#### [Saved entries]
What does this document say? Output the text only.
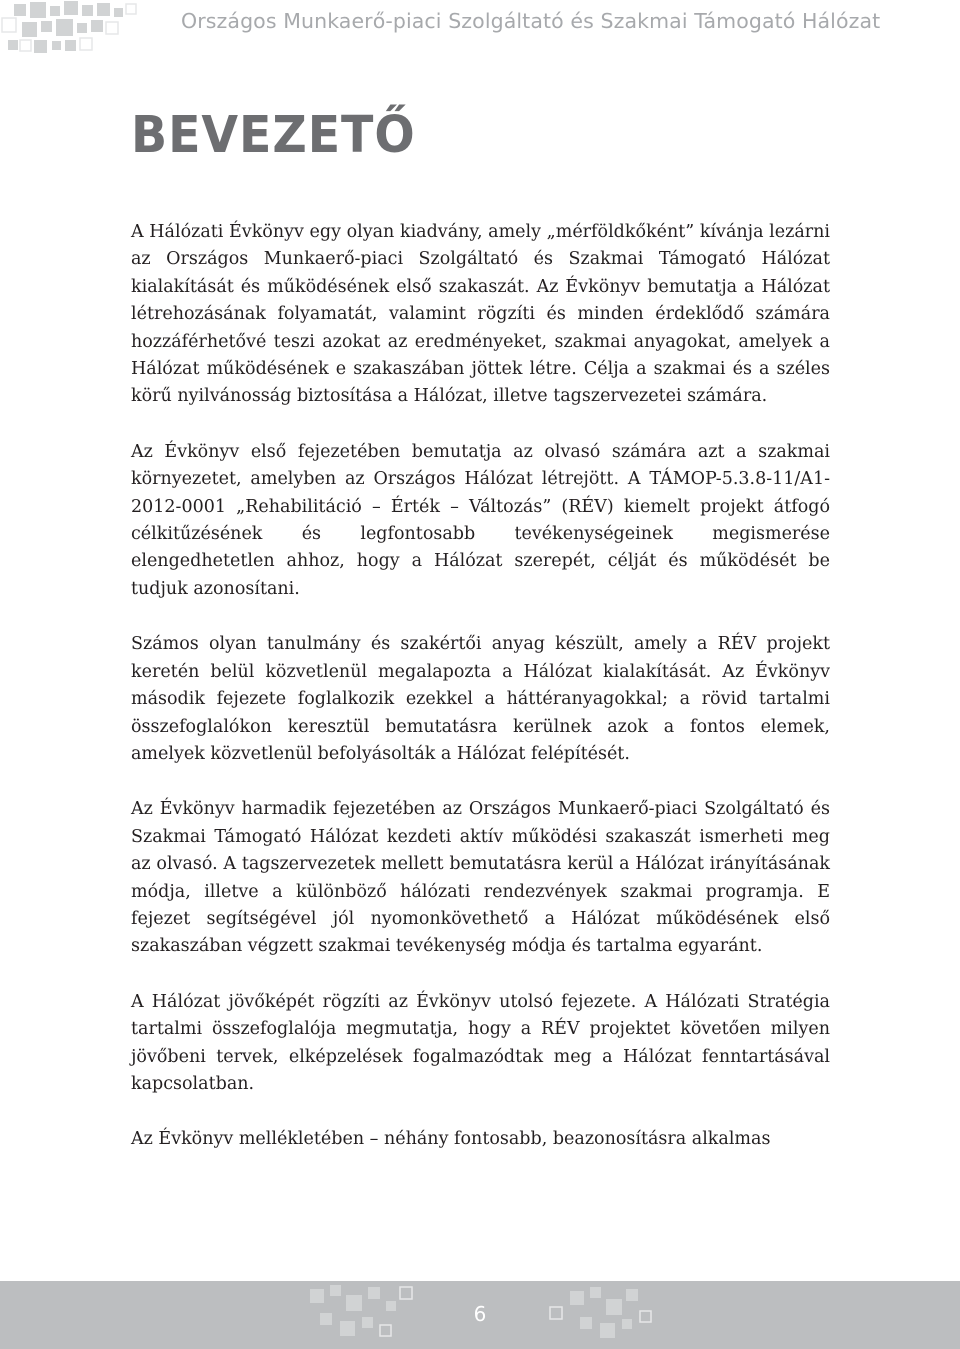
Országos Munkaerő-piaci Szolgáltató és Szakmai Támogató Hálózat
BEVEZETŐ

A Hálózati Évkönyv egy olyan kiadvány, amely „mérföldkőként” kívánja lezárni az Országos Munkaerő-piaci Szolgáltató és Szakmai Támogató Hálózat kialakítását és működésének első szakaszát. Az Évkönyv bemutatja a Hálózat létrehozásának folyamatát, valamint rögzíti és minden érdeklődő számára hozzáférhetővé teszi azokat az eredményeket, szakmai anyagokat, amelyek a Hálózat működésének e szakaszában jöttek létre. Célja a szakmai és a széles körű nyilvánosság biztosítása a Hálózat, illetve tagszervezetei számára.

Az Évkönyv első fejezetében bemutatja az olvasó számára azt a szakmai környezetet, amelyben az Országos Hálózat létrejött. A TÁMOP-5.3.8-11/A1-2012-0001 „Rehabilitáció – Érték – Változás” (RÉV) kiemelt projekt átfogó célkitűzésének és legfontosabb tevékenységeinek megismerése elengedhetetlen ahhoz, hogy a Hálózat szerepét, célját és működését be tudjuk azonosítani.

Számos olyan tanulmány és szakértői anyag készült, amely a RÉV projekt keretén belül közvetlenül megalapozta a Hálózat kialakítását. Az Évkönyv második fejezete foglalkozik ezekkel a háttéranyagokkal; a rövid tartalmi összefoglalókon keresztül bemutatásra kerülnek azok a fontos elemek, amelyek közvetlenül befolyásolták a Hálózat felépítését.

Az Évkönyv harmadik fejezetében az Országos Munkaerő-piaci Szolgáltató és Szakmai Támogató Hálózat kezdeti aktív működési szakaszát ismerheti meg az olvasó. A tagszervezetek mellett bemutatásra kerül a Hálózat irányításának módja, illetve a különböző hálózati rendezvények szakmai programja. E fejezet segítségével jól nyomonkövethető a Hálózat működésének első szakaszában végzett szakmai tevékenység módja és tartalma egyaránt.

A Hálózat jövőképét rögzíti az Évkönyv utolsó fejezete. A Hálózati Stratégia tartalmi összefoglalója megmutatja, hogy a RÉV projektet követően milyen jövőbeni tervek, elképzelések fogalmazódtak meg a Hálózat fenntartásával kapcsolatban.

Az Évkönyv mellékletében – néhány fontosabb, beazonosításra alkalmas

6
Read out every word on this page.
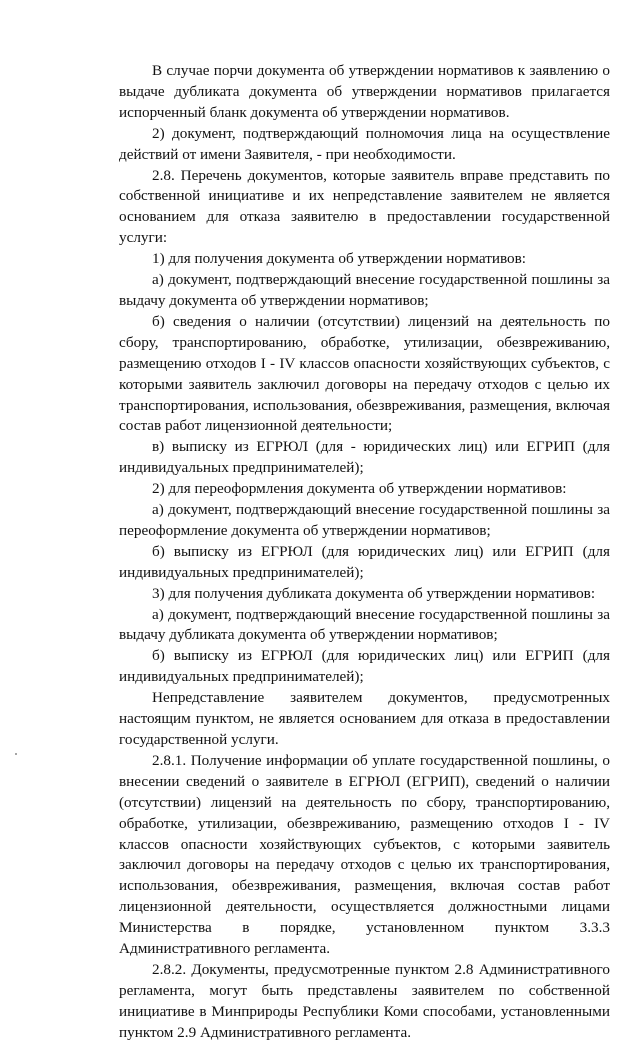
В случае порчи документа об утверждении нормативов к заявлению о выдаче дубликата документа об утверждении нормативов прилагается испорченный бланк документа об утверждении нормативов.

2) документ, подтверждающий полномочия лица на осуществление действий от имени Заявителя, - при необходимости.

2.8. Перечень документов, которые заявитель вправе представить по собственной инициативе и их непредставление заявителем не является основанием для отказа заявителю в предоставлении государственной услуги:

1) для получения документа об утверждении нормативов:

а) документ, подтверждающий внесение государственной пошлины за выдачу документа об утверждении нормативов;

б) сведения о наличии (отсутствии) лицензий на деятельность по сбору, транспортированию, обработке, утилизации, обезвреживанию, размещению отходов I - IV классов опасности хозяйствующих субъектов, с которыми заявитель заключил договоры на передачу отходов с целью их транспортирования, использования, обезвреживания, размещения, включая состав работ лицензионной деятельности;

в) выписку из ЕГРЮЛ (для - юридических лиц) или ЕГРИП (для индивидуальных предпринимателей);

2) для переоформления документа об утверждении нормативов:

а) документ, подтверждающий внесение государственной пошлины за переоформление документа об утверждении нормативов;

б) выписку из ЕГРЮЛ (для юридических лиц) или ЕГРИП (для индивидуальных предпринимателей);

3) для получения дубликата документа об утверждении нормативов:

а) документ, подтверждающий внесение государственной пошлины за выдачу дубликата документа об утверждении нормативов;

б) выписку из ЕГРЮЛ (для юридических лиц) или ЕГРИП (для индивидуальных предпринимателей);

Непредставление заявителем документов, предусмотренных настоящим пунктом, не является основанием для отказа в предоставлении государственной услуги.

2.8.1. Получение информации об уплате государственной пошлины, о внесении сведений о заявителе в ЕГРЮЛ (ЕГРИП), сведений о наличии (отсутствии) лицензий на деятельность по сбору, транспортированию, обработке, утилизации, обезвреживанию, размещению отходов I - IV классов опасности хозяйствующих субъектов, с которыми заявитель заключил договоры на передачу отходов с целью их транспортирования, использования, обезвреживания, размещения, включая состав работ лицензионной деятельности, осуществляется должностными лицами Министерства в порядке, установленном пунктом 3.3.3 Административного регламента.

2.8.2. Документы, предусмотренные пунктом 2.8 Административного регламента, могут быть представлены заявителем по собственной инициативе в Минприроды Республики Коми способами, установленными пунктом 2.9 Административного регламента.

#### [Problem to solve]
Ignore the images and quote every line of the listing exactly.

#### [Completed exercise]
What does this document say? Output the text only.
Országos Munkaerő-piaci Szolgáltató és Szakmai Támogató Hálózat
BEVEZETŐ

A Hálózati Évkönyv egy olyan kiadvány, amely „mérföldkőként” kívánja lezárni az Országos Munkaerő-piaci Szolgáltató és Szakmai Támogató Hálózat kialakítását és működésének első szakaszát. Az Évkönyv bemutatja a Hálózat létrehozásának folyamatát, valamint rögzíti és minden érdeklődő számára hozzáférhetővé teszi azokat az eredményeket, szakmai anyagokat, amelyek a Hálózat működésének e szakaszában jöttek létre. Célja a szakmai és a széles körű nyilvánosság biztosítása a Hálózat, illetve tagszervezetei számára.

Az Évkönyv első fejezetében bemutatja az olvasó számára azt a szakmai környezetet, amelyben az Országos Hálózat létrejött. A TÁMOP-5.3.8-11/A1-2012-0001 „Rehabilitáció – Érték – Változás” (RÉV) kiemelt projekt átfogó célkitűzésének és legfontosabb tevékenységeinek megismerése elengedhetetlen ahhoz, hogy a Hálózat szerepét, célját és működését be tudjuk azonosítani.

Számos olyan tanulmány és szakértői anyag készült, amely a RÉV projekt keretén belül közvetlenül megalapozta a Hálózat kialakítását. Az Évkönyv második fejezete foglalkozik ezekkel a háttéranyagokkal; a rövid tartalmi összefoglalókon keresztül bemutatásra kerülnek azok a fontos elemek, amelyek közvetlenül befolyásolták a Hálózat felépítését.

Az Évkönyv harmadik fejezetében az Országos Munkaerő-piaci Szolgáltató és Szakmai Támogató Hálózat kezdeti aktív működési szakaszát ismerheti meg az olvasó. A tagszervezetek mellett bemutatásra kerül a Hálózat irányításának módja, illetve a különböző hálózati rendezvények szakmai programja. E fejezet segítségével jól nyomonkövethető a Hálózat működésének első szakaszában végzett szakmai tevékenység módja és tartalma egyaránt.

A Hálózat jövőképét rögzíti az Évkönyv utolsó fejezete. A Hálózati Stratégia tartalmi összefoglalója megmutatja, hogy a RÉV projektet követően milyen jövőbeni tervek, elképzelések fogalmazódtak meg a Hálózat fenntartásával kapcsolatban.

Az Évkönyv mellékletében – néhány fontosabb, beazonosításra alkalmas

6
Read out every word on this page.
В случае порчи документа об утверждении нормативов к заявлению о выдаче дубликата документа об утверждении нормативов прилагается испорченный бланк документа об утверждении нормативов.

2) документ, подтверждающий полномочия лица на осуществление действий от имени Заявителя, - при необходимости.

2.8. Перечень документов, которые заявитель вправе представить по собственной инициативе и их непредставление заявителем не является основанием для отказа заявителю в предоставлении государственной услуги:

1) для получения документа об утверждении нормативов:

а) документ, подтверждающий внесение государственной пошлины за выдачу документа об утверждении нормативов;

б) сведения о наличии (отсутствии) лицензий на деятельность по сбору, транспортированию, обработке, утилизации, обезвреживанию, размещению отходов I - IV классов опасности хозяйствующих субъектов, с которыми заявитель заключил договоры на передачу отходов с целью их транспортирования, использования, обезвреживания, размещения, включая состав работ лицензионной деятельности;

в) выписку из ЕГРЮЛ (для - юридических лиц) или ЕГРИП (для индивидуальных предпринимателей);

2) для переоформления документа об утверждении нормативов:

а) документ, подтверждающий внесение государственной пошлины за переоформление документа об утверждении нормативов;

б) выписку из ЕГРЮЛ (для юридических лиц) или ЕГРИП (для индивидуальных предпринимателей);

3) для получения дубликата документа об утверждении нормативов:

а) документ, подтверждающий внесение государственной пошлины за выдачу дубликата документа об утверждении нормативов;

б) выписку из ЕГРЮЛ (для юридических лиц) или ЕГРИП (для индивидуальных предпринимателей);

Непредставление заявителем документов, предусмотренных настоящим пунктом, не является основанием для отказа в предоставлении государственной услуги.

2.8.1. Получение информации об уплате государственной пошлины, о внесении сведений о заявителе в ЕГРЮЛ (ЕГРИП), сведений о наличии (отсутствии) лицензий на деятельность по сбору, транспортированию, обработке, утилизации, обезвреживанию, размещению отходов I - IV классов опасности хозяйствующих субъектов, с которыми заявитель заключил договоры на передачу отходов с целью их транспортирования, использования, обезвреживания, размещения, включая состав работ лицензионной деятельности, осуществляется должностными лицами Министерства в порядке, установленном пунктом 3.3.3 Административного регламента.

2.8.2. Документы, предусмотренные пунктом 2.8 Административного регламента, могут быть представлены заявителем по собственной инициативе в Минприроды Республики Коми способами, установленными пунктом 2.9 Административного регламента.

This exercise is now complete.